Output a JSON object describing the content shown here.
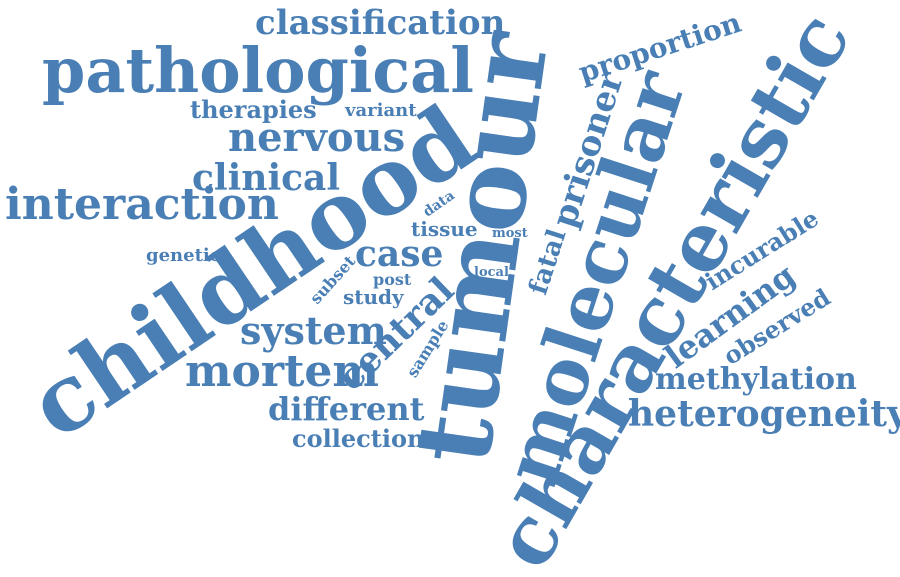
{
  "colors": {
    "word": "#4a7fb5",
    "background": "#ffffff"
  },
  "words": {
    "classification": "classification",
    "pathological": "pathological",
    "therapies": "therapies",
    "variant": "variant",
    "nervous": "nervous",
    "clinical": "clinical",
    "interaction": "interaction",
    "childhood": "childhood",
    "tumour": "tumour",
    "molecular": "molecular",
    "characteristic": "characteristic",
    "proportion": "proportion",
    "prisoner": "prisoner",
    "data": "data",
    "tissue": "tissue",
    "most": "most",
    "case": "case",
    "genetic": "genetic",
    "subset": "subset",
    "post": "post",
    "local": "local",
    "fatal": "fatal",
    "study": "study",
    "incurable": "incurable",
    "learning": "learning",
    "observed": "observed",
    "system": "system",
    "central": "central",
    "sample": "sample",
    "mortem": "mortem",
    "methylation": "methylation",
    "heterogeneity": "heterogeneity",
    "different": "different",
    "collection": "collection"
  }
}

■ ■ ■

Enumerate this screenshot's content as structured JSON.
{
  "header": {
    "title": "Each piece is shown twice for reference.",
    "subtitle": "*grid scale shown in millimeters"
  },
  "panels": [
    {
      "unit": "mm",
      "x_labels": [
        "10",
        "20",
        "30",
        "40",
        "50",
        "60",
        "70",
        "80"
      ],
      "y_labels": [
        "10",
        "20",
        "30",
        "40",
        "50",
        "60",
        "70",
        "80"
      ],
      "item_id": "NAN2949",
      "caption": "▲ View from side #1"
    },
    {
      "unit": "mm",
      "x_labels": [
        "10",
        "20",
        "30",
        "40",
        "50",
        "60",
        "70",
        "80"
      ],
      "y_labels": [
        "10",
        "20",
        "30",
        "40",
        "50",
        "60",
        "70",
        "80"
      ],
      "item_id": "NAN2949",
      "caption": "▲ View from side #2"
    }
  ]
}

■ ■ ■

### SET TASK
In the listing above, locate each line with "shown" and copy it.

### ANSWER BELOW
Output a JSON object describing the content shown here.
    "title": "Each piece is shown twice for reference.",
    "subtitle": "*grid scale shown in millimeters"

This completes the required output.